Collected data
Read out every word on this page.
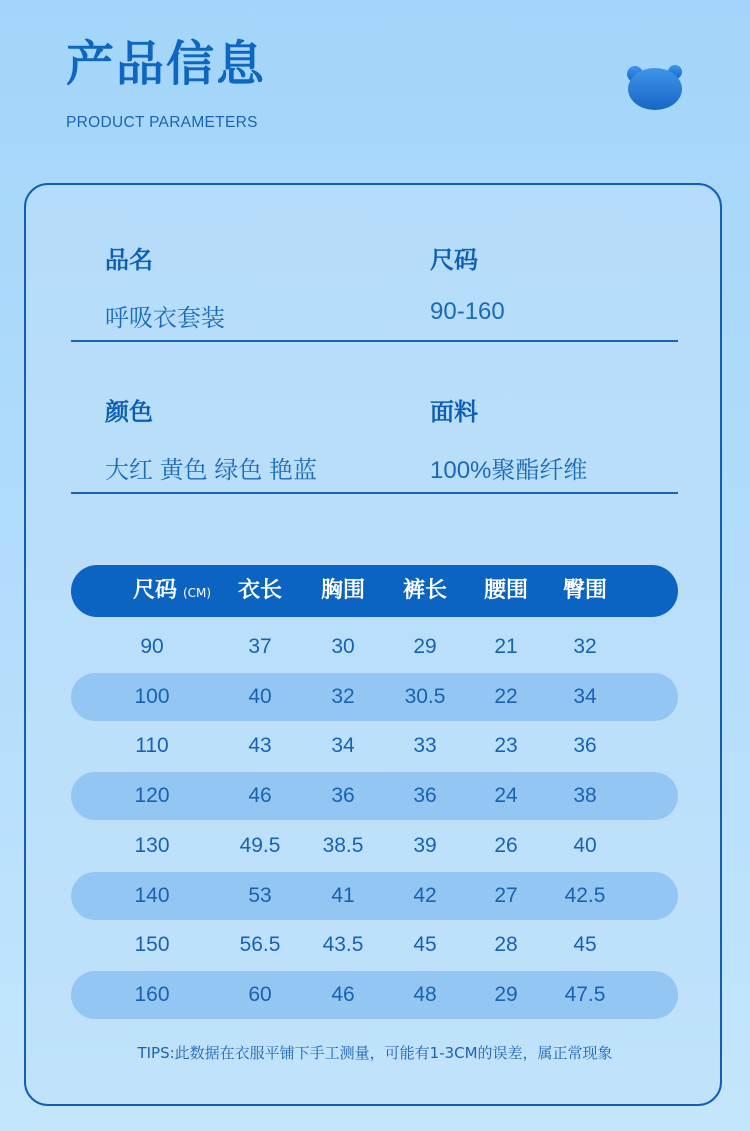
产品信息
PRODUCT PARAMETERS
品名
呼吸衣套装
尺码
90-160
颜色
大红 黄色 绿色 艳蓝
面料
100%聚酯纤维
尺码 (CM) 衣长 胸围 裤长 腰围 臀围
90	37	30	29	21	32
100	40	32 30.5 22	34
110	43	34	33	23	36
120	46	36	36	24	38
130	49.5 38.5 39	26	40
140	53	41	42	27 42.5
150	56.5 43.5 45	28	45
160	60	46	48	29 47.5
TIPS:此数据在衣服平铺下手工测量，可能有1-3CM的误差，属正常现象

**Stated problem**
Omit the pictures, then quote the rest of the material above exactly.

**Response to this exercise**
Read out every word on this page.
产品信息
PRODUCT PARAMETERS
品名
呼吸衣套装
尺码
90-160
颜色
大红 黄色 绿色 艳蓝
面料
100%聚酯纤维
尺码 (CM) 衣长 胸围 裤长 腰围 臀围
90	37	30	29	21	32
100	40	32 30.5 22	34
110	43	34	33	23	36
120	46	36	36	24	38
130	49.5 38.5 39	26	40
140	53	41	42	27 42.5
150	56.5 43.5 45	28	45
160	60	46	48	29 47.5
TIPS:此数据在衣服平铺下手工测量，可能有1-3CM的误差，属正常现象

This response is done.